Excerpts from an interface dataset
**********

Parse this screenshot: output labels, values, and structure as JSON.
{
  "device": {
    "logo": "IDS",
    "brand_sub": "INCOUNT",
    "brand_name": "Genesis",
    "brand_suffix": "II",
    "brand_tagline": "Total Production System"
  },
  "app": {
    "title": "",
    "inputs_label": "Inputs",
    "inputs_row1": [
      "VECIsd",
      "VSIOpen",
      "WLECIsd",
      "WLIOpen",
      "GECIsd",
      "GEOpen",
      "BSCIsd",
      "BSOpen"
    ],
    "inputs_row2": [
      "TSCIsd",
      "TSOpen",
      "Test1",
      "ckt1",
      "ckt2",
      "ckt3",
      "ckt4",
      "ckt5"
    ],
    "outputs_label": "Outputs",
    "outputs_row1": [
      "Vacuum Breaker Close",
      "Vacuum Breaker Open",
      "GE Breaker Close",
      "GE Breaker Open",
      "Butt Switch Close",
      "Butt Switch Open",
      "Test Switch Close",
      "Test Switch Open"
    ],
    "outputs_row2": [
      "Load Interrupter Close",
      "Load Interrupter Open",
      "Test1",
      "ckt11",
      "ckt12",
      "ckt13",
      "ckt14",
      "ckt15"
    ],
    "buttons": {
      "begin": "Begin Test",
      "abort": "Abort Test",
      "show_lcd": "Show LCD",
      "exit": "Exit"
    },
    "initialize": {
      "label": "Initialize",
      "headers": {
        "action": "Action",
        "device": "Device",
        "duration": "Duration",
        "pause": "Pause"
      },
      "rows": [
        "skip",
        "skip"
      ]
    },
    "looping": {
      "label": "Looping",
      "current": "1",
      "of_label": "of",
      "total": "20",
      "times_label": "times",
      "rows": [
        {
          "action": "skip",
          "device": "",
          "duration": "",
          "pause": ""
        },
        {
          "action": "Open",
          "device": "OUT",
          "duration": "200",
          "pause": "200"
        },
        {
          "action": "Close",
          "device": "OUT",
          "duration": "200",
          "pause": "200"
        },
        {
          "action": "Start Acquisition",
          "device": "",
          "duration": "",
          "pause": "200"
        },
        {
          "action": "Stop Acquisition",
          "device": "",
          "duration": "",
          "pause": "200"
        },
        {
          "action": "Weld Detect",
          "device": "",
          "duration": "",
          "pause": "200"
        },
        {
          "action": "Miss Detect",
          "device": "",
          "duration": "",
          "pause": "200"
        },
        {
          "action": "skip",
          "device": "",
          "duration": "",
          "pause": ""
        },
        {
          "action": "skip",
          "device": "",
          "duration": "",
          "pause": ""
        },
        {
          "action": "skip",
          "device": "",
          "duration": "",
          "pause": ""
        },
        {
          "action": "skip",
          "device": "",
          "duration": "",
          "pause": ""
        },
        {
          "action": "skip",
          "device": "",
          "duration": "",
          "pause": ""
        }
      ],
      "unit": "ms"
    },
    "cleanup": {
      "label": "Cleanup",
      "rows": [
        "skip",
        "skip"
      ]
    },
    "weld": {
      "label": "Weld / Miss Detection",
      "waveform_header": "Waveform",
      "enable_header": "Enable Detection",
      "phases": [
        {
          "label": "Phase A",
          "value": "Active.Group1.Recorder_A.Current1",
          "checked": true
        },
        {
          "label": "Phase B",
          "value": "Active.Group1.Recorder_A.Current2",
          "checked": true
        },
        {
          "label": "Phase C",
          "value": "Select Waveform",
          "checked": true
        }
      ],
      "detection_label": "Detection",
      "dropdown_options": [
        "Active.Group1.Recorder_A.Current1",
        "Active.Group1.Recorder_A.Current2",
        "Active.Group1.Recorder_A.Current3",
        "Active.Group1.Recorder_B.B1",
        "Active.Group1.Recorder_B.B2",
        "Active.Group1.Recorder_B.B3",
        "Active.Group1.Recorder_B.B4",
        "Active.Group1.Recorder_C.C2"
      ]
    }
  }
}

**********

Exercise directions: Copy each record exactly, leaving nothing out.

Reply:
Parse this screenshot: output labels, values, and structure as JSON.
{
  "device": {
    "logo": "IDS",
    "brand_sub": "INCOUNT",
    "brand_name": "Genesis",
    "brand_suffix": "II",
    "brand_tagline": "Total Production System"
  },
  "app": {
    "title": "",
    "inputs_label": "Inputs",
    "inputs_row1": [
      "VECIsd",
      "VSIOpen",
      "WLECIsd",
      "WLIOpen",
      "GECIsd",
      "GEOpen",
      "BSCIsd",
      "BSOpen"
    ],
    "inputs_row2": [
      "TSCIsd",
      "TSOpen",
      "Test1",
      "ckt1",
      "ckt2",
      "ckt3",
      "ckt4",
      "ckt5"
    ],
    "outputs_label": "Outputs",
    "outputs_row1": [
      "Vacuum Breaker Close",
      "Vacuum Breaker Open",
      "GE Breaker Close",
      "GE Breaker Open",
      "Butt Switch Close",
      "Butt Switch Open",
      "Test Switch Close",
      "Test Switch Open"
    ],
    "outputs_row2": [
      "Load Interrupter Close",
      "Load Interrupter Open",
      "Test1",
      "ckt11",
      "ckt12",
      "ckt13",
      "ckt14",
      "ckt15"
    ],
    "buttons": {
      "begin": "Begin Test",
      "abort": "Abort Test",
      "show_lcd": "Show LCD",
      "exit": "Exit"
    },
    "initialize": {
      "label": "Initialize",
      "headers": {
        "action": "Action",
        "device": "Device",
        "duration": "Duration",
        "pause": "Pause"
      },
      "rows": [
        "skip",
        "skip"
      ]
    },
    "looping": {
      "label": "Looping",
      "current": "1",
      "of_label": "of",
      "total": "20",
      "times_label": "times",
      "rows": [
        {
          "action": "skip",
          "device": "",
          "duration": "",
          "pause": ""
        },
        {
          "action": "Open",
          "device": "OUT",
          "duration": "200",
          "pause": "200"
        },
        {
          "action": "Close",
          "device": "OUT",
          "duration": "200",
          "pause": "200"
        },
        {
          "action": "Start Acquisition",
          "device": "",
          "duration": "",
          "pause": "200"
        },
        {
          "action": "Stop Acquisition",
          "device": "",
          "duration": "",
          "pause": "200"
        },
        {
          "action": "Weld Detect",
          "device": "",
          "duration": "",
          "pause": "200"
        },
        {
          "action": "Miss Detect",
          "device": "",
          "duration": "",
          "pause": "200"
        },
        {
          "action": "skip",
          "device": "",
          "duration": "",
          "pause": ""
        },
        {
          "action": "skip",
          "device": "",
          "duration": "",
          "pause": ""
        },
        {
          "action": "skip",
          "device": "",
          "duration": "",
          "pause": ""
        },
        {
          "action": "skip",
          "device": "",
          "duration": "",
          "pause": ""
        },
        {
          "action": "skip",
          "device": "",
          "duration": "",
          "pause": ""
        }
      ],
      "unit": "ms"
    },
    "cleanup": {
      "label": "Cleanup",
      "rows": [
        "skip",
        "skip"
      ]
    },
    "weld": {
      "label": "Weld / Miss Detection",
      "waveform_header": "Waveform",
      "enable_header": "Enable Detection",
      "phases": [
        {
          "label": "Phase A",
          "value": "Active.Group1.Recorder_A.Current1",
          "checked": true
        },
        {
          "label": "Phase B",
          "value": "Active.Group1.Recorder_A.Current2",
          "checked": true
        },
        {
          "label": "Phase C",
          "value": "Select Waveform",
          "checked": true
        }
      ],
      "detection_label": "Detection",
      "dropdown_options": [
        "Active.Group1.Recorder_A.Current1",
        "Active.Group1.Recorder_A.Current2",
        "Active.Group1.Recorder_A.Current3",
        "Active.Group1.Recorder_B.B1",
        "Active.Group1.Recorder_B.B2",
        "Active.Group1.Recorder_B.B3",
        "Active.Group1.Recorder_B.B4",
        "Active.Group1.Recorder_C.C2"
      ]
    }
  }
}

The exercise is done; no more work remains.